Description of the task:
Images are excluded; otherwise, output every record exactly.

/---

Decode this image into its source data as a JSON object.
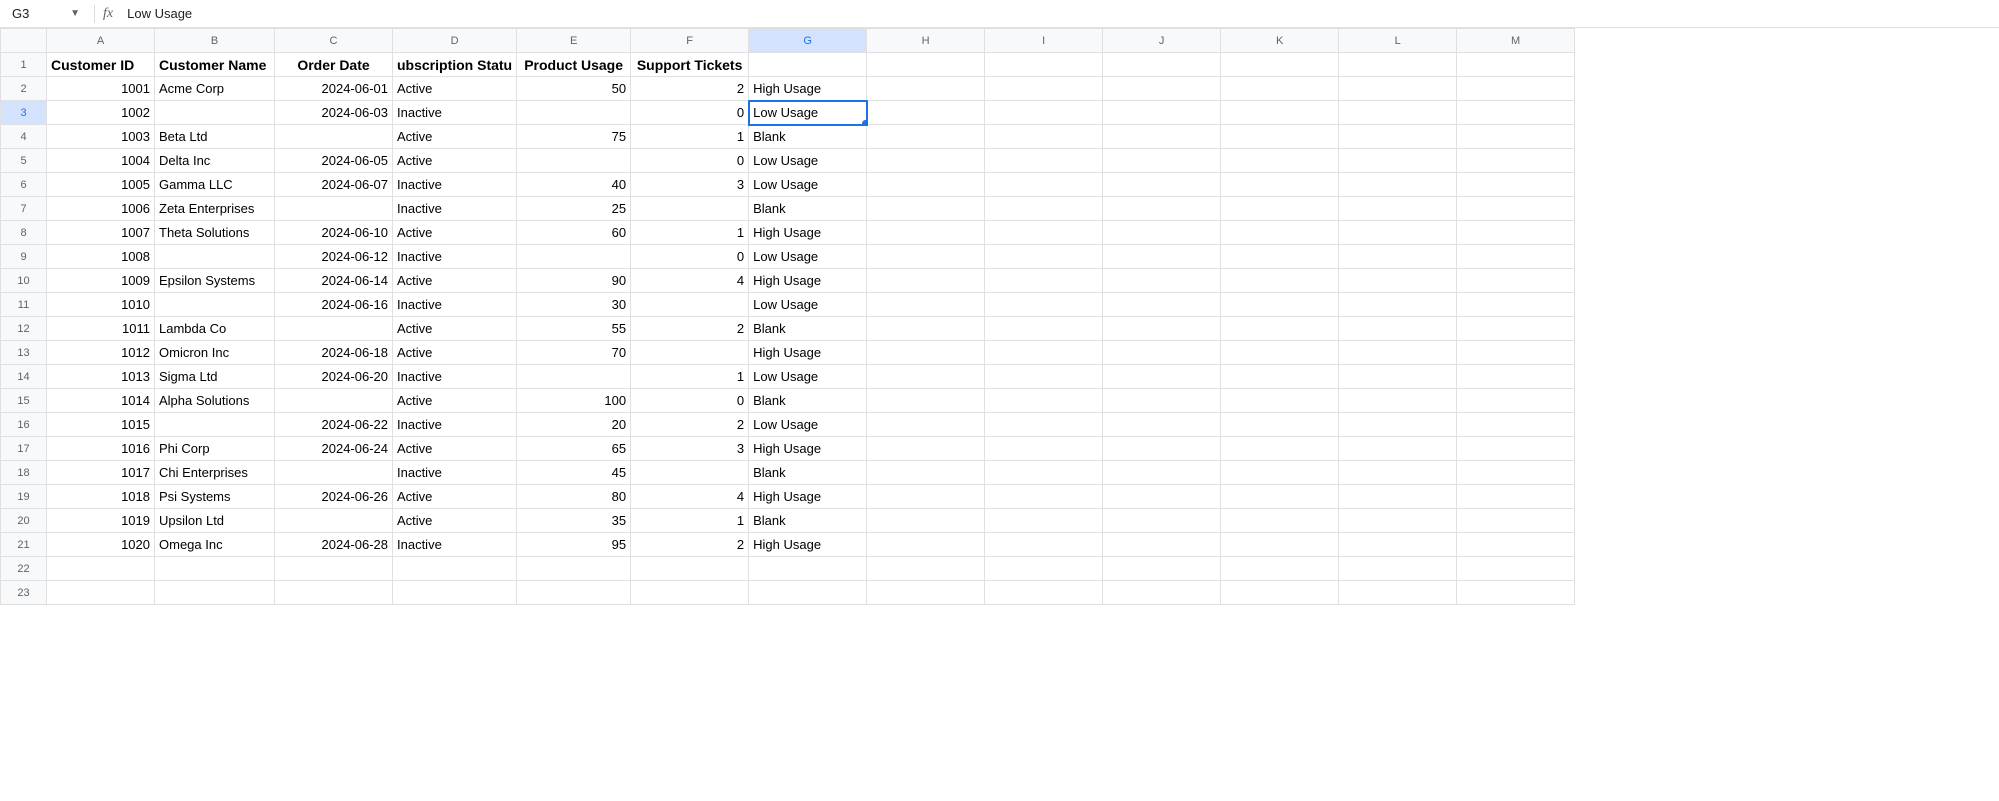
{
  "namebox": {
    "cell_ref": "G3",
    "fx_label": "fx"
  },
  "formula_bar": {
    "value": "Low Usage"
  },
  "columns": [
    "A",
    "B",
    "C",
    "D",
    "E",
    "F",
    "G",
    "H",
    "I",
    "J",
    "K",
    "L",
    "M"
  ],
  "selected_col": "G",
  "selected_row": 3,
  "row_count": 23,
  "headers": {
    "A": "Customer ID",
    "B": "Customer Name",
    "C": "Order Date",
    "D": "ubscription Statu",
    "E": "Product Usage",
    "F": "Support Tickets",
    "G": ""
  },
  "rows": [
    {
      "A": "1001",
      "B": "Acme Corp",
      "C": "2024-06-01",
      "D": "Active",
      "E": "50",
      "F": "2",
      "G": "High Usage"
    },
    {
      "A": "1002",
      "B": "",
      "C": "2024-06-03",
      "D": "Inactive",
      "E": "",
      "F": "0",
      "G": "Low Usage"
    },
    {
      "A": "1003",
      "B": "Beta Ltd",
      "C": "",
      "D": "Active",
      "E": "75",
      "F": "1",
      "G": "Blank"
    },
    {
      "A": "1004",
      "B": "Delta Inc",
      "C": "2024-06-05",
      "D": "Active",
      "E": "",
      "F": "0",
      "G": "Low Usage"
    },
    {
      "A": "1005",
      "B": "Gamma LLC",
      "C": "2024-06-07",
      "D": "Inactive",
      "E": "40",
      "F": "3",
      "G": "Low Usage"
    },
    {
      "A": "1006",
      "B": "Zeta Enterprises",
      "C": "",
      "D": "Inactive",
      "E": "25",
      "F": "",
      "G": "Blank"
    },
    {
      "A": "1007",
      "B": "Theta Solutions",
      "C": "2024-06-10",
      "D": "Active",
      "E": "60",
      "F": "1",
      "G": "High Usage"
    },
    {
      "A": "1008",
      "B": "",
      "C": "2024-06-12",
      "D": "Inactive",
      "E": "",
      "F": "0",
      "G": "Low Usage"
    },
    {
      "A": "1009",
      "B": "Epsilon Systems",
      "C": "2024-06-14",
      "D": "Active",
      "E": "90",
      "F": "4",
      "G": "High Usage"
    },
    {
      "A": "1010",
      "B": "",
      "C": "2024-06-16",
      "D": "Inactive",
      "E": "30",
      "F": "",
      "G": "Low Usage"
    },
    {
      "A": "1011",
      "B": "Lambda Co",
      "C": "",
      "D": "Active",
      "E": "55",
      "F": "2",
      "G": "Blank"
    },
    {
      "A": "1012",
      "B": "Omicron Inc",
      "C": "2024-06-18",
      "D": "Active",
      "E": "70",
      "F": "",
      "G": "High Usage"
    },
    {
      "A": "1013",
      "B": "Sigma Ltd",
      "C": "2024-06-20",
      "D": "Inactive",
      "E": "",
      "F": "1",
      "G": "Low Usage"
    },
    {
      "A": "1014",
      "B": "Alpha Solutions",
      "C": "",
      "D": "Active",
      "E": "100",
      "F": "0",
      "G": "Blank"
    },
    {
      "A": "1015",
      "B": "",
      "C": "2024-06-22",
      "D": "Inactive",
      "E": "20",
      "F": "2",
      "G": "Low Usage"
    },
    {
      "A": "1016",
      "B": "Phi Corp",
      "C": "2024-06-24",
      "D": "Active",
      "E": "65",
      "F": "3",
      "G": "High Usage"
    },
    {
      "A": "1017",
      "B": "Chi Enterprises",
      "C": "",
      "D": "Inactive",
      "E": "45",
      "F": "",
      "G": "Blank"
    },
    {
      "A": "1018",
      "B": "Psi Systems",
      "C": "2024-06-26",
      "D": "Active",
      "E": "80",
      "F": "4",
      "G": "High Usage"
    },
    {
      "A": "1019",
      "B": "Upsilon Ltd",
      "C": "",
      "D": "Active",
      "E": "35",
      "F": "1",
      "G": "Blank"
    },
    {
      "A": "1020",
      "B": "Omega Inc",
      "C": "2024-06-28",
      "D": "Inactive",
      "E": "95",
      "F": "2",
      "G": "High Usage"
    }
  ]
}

\---

Exercise answer:
Decode this image into its source data as a JSON object.
{
  "namebox": {
    "cell_ref": "G3",
    "fx_label": "fx"
  },
  "formula_bar": {
    "value": "Low Usage"
  },
  "columns": [
    "A",
    "B",
    "C",
    "D",
    "E",
    "F",
    "G",
    "H",
    "I",
    "J",
    "K",
    "L",
    "M"
  ],
  "selected_col": "G",
  "selected_row": 3,
  "row_count": 23,
  "headers": {
    "A": "Customer ID",
    "B": "Customer Name",
    "C": "Order Date",
    "D": "ubscription Statu",
    "E": "Product Usage",
    "F": "Support Tickets",
    "G": ""
  },
  "rows": [
    {
      "A": "1001",
      "B": "Acme Corp",
      "C": "2024-06-01",
      "D": "Active",
      "E": "50",
      "F": "2",
      "G": "High Usage"
    },
    {
      "A": "1002",
      "B": "",
      "C": "2024-06-03",
      "D": "Inactive",
      "E": "",
      "F": "0",
      "G": "Low Usage"
    },
    {
      "A": "1003",
      "B": "Beta Ltd",
      "C": "",
      "D": "Active",
      "E": "75",
      "F": "1",
      "G": "Blank"
    },
    {
      "A": "1004",
      "B": "Delta Inc",
      "C": "2024-06-05",
      "D": "Active",
      "E": "",
      "F": "0",
      "G": "Low Usage"
    },
    {
      "A": "1005",
      "B": "Gamma LLC",
      "C": "2024-06-07",
      "D": "Inactive",
      "E": "40",
      "F": "3",
      "G": "Low Usage"
    },
    {
      "A": "1006",
      "B": "Zeta Enterprises",
      "C": "",
      "D": "Inactive",
      "E": "25",
      "F": "",
      "G": "Blank"
    },
    {
      "A": "1007",
      "B": "Theta Solutions",
      "C": "2024-06-10",
      "D": "Active",
      "E": "60",
      "F": "1",
      "G": "High Usage"
    },
    {
      "A": "1008",
      "B": "",
      "C": "2024-06-12",
      "D": "Inactive",
      "E": "",
      "F": "0",
      "G": "Low Usage"
    },
    {
      "A": "1009",
      "B": "Epsilon Systems",
      "C": "2024-06-14",
      "D": "Active",
      "E": "90",
      "F": "4",
      "G": "High Usage"
    },
    {
      "A": "1010",
      "B": "",
      "C": "2024-06-16",
      "D": "Inactive",
      "E": "30",
      "F": "",
      "G": "Low Usage"
    },
    {
      "A": "1011",
      "B": "Lambda Co",
      "C": "",
      "D": "Active",
      "E": "55",
      "F": "2",
      "G": "Blank"
    },
    {
      "A": "1012",
      "B": "Omicron Inc",
      "C": "2024-06-18",
      "D": "Active",
      "E": "70",
      "F": "",
      "G": "High Usage"
    },
    {
      "A": "1013",
      "B": "Sigma Ltd",
      "C": "2024-06-20",
      "D": "Inactive",
      "E": "",
      "F": "1",
      "G": "Low Usage"
    },
    {
      "A": "1014",
      "B": "Alpha Solutions",
      "C": "",
      "D": "Active",
      "E": "100",
      "F": "0",
      "G": "Blank"
    },
    {
      "A": "1015",
      "B": "",
      "C": "2024-06-22",
      "D": "Inactive",
      "E": "20",
      "F": "2",
      "G": "Low Usage"
    },
    {
      "A": "1016",
      "B": "Phi Corp",
      "C": "2024-06-24",
      "D": "Active",
      "E": "65",
      "F": "3",
      "G": "High Usage"
    },
    {
      "A": "1017",
      "B": "Chi Enterprises",
      "C": "",
      "D": "Inactive",
      "E": "45",
      "F": "",
      "G": "Blank"
    },
    {
      "A": "1018",
      "B": "Psi Systems",
      "C": "2024-06-26",
      "D": "Active",
      "E": "80",
      "F": "4",
      "G": "High Usage"
    },
    {
      "A": "1019",
      "B": "Upsilon Ltd",
      "C": "",
      "D": "Active",
      "E": "35",
      "F": "1",
      "G": "Blank"
    },
    {
      "A": "1020",
      "B": "Omega Inc",
      "C": "2024-06-28",
      "D": "Inactive",
      "E": "95",
      "F": "2",
      "G": "High Usage"
    }
  ]
}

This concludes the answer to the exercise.